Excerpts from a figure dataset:
···
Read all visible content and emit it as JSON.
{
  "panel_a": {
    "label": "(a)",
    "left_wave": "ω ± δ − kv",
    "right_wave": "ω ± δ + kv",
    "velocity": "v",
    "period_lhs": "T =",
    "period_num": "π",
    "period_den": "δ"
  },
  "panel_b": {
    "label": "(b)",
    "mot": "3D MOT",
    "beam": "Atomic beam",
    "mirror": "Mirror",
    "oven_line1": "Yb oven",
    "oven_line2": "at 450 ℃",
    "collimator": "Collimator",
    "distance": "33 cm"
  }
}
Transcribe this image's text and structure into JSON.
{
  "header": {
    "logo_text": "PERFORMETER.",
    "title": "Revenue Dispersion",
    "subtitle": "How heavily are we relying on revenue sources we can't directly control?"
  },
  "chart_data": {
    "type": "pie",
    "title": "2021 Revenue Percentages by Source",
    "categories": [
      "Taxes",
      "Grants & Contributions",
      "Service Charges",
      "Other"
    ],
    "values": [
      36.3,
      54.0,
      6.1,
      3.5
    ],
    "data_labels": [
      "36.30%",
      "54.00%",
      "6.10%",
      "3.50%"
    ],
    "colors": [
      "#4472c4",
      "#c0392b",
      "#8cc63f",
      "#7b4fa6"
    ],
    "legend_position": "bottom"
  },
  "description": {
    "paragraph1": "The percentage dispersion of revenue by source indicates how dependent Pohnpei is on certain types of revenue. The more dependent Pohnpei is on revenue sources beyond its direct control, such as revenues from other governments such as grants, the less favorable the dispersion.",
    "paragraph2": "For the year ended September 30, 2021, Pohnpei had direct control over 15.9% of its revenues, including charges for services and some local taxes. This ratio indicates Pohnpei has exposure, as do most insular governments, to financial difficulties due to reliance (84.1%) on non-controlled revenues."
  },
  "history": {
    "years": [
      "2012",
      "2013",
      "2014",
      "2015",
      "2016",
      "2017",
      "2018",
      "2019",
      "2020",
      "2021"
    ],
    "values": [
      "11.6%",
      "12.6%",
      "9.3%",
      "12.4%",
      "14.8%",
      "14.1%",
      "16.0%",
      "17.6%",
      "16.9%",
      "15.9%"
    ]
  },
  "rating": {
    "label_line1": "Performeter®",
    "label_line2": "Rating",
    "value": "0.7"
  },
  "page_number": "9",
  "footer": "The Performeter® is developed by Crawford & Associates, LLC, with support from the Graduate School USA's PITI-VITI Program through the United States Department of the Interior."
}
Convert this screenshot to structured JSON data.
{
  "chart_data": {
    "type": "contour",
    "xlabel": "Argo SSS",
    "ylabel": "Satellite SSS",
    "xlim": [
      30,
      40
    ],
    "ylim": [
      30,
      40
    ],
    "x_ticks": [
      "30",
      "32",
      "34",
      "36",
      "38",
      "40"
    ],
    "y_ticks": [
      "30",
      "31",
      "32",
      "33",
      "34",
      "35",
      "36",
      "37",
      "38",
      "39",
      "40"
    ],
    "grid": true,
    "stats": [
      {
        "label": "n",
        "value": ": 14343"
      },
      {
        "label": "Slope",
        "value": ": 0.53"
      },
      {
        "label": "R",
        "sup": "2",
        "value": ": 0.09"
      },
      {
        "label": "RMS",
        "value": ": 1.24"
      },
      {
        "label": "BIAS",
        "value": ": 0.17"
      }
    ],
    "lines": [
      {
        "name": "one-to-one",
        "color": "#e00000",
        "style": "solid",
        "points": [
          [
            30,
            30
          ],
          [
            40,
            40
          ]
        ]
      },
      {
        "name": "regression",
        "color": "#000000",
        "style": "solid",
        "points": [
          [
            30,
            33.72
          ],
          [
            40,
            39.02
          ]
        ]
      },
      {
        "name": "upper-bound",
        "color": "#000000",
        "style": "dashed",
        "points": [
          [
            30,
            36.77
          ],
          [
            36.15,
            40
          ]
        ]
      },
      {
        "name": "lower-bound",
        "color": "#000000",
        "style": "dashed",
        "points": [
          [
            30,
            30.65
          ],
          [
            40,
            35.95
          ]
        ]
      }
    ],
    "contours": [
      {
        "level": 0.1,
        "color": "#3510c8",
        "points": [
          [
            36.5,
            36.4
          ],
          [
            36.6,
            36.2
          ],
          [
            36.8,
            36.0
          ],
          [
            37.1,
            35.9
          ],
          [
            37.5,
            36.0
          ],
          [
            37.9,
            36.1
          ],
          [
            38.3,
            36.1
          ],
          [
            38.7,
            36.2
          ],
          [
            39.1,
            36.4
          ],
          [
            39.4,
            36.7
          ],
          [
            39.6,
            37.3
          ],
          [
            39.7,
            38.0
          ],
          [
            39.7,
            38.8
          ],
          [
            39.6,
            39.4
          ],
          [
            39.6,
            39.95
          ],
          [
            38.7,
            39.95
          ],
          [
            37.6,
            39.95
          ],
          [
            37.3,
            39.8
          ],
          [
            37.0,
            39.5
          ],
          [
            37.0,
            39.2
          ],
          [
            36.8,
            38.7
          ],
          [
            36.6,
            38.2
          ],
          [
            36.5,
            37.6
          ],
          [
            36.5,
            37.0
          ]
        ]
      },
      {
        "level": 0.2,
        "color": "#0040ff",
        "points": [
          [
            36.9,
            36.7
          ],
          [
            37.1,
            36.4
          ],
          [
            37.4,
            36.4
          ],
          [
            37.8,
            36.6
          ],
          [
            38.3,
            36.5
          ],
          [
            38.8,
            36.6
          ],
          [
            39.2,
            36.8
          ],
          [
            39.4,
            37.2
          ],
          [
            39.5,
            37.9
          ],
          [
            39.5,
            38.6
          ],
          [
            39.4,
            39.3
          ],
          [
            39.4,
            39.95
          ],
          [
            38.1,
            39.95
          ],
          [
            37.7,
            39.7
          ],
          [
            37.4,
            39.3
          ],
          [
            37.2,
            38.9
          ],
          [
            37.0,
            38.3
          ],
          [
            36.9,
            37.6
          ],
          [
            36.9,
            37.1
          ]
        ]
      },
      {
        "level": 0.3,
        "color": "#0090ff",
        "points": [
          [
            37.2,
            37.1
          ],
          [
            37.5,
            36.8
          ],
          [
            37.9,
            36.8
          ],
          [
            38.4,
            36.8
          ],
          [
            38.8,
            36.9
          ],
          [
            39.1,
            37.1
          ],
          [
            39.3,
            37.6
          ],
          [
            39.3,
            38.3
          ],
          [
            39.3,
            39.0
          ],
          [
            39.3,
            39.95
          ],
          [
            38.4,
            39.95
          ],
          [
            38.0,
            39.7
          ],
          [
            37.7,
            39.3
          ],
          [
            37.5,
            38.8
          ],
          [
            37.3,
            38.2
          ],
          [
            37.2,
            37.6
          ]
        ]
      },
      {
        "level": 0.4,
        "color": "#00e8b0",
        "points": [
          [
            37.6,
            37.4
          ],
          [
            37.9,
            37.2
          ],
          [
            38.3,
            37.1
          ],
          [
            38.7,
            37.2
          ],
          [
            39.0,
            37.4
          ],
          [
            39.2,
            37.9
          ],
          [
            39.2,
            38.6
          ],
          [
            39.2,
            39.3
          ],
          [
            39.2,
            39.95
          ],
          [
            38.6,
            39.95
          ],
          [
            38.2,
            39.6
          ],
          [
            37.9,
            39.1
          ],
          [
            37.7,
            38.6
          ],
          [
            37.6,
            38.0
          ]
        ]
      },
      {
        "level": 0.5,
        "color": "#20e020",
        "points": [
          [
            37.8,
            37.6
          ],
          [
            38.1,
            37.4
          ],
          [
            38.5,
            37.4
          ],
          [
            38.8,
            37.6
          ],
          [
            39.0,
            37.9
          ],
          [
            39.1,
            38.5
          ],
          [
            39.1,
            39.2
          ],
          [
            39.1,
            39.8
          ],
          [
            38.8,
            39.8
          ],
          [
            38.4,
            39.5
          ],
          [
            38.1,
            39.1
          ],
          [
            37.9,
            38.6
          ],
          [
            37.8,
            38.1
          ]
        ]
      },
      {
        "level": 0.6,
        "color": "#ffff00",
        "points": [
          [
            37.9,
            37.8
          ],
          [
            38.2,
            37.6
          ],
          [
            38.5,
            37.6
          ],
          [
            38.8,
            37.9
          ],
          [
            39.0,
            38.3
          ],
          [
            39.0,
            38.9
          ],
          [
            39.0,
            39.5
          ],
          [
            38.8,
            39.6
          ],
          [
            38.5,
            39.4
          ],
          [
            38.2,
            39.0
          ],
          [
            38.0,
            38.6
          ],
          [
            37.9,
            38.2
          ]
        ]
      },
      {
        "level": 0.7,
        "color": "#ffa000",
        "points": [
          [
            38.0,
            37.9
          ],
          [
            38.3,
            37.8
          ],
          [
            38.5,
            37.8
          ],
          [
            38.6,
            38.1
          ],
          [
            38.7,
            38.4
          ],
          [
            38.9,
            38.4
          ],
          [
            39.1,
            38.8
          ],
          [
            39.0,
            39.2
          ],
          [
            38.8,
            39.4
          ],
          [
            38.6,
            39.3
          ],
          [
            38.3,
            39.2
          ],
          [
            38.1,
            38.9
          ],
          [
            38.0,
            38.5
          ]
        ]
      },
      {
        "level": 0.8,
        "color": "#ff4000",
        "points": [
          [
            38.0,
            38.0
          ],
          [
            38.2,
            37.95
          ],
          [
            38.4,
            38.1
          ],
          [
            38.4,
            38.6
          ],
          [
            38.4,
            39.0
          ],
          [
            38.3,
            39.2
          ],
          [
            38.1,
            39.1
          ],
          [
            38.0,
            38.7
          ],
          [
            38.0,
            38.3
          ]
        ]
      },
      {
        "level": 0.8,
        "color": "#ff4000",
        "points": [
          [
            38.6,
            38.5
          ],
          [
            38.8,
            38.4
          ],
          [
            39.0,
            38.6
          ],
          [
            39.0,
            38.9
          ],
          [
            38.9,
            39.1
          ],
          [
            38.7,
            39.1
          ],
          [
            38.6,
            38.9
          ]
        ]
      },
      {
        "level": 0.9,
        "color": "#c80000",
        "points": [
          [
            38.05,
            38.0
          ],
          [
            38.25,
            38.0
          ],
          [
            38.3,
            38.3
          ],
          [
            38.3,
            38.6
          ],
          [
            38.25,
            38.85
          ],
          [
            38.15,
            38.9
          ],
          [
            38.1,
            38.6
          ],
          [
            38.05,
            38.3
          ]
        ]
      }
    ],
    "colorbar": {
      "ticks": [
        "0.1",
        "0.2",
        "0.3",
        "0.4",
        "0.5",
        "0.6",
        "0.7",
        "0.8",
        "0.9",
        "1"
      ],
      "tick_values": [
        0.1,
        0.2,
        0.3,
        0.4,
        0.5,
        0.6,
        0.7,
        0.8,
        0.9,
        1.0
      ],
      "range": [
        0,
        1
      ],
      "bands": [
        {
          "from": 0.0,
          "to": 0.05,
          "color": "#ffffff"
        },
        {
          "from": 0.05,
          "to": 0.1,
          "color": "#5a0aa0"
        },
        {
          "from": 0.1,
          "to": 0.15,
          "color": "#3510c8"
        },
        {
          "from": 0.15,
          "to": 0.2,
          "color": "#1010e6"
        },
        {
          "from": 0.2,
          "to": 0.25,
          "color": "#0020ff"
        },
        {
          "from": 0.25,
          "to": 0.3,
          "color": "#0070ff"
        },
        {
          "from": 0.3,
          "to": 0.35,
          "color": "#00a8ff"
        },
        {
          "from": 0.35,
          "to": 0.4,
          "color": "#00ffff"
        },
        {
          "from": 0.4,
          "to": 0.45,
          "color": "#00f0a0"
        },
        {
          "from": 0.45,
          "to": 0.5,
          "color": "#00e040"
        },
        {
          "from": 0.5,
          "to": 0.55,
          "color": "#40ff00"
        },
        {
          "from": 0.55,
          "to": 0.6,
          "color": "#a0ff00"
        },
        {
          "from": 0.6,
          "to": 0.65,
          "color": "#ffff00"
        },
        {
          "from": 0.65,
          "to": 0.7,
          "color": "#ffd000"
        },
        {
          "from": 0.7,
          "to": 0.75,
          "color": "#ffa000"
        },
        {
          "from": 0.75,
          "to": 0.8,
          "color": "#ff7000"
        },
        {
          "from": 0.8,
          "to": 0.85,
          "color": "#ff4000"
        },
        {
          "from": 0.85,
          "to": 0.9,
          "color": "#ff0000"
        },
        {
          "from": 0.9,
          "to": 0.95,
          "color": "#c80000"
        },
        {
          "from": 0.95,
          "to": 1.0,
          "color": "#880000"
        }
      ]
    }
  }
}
···
• [Written request] Wherever "level" shows up in a line, copy that line.

• [Result for this task]
        "level": 0.1,
        "level": 0.2,
        "level": 0.3,
        "level": 0.4,
        "level": 0.5,
        "level": 0.6,
        "level": 0.7,
        "level": 0.8,
        "level": 0.8,
        "level": 0.9,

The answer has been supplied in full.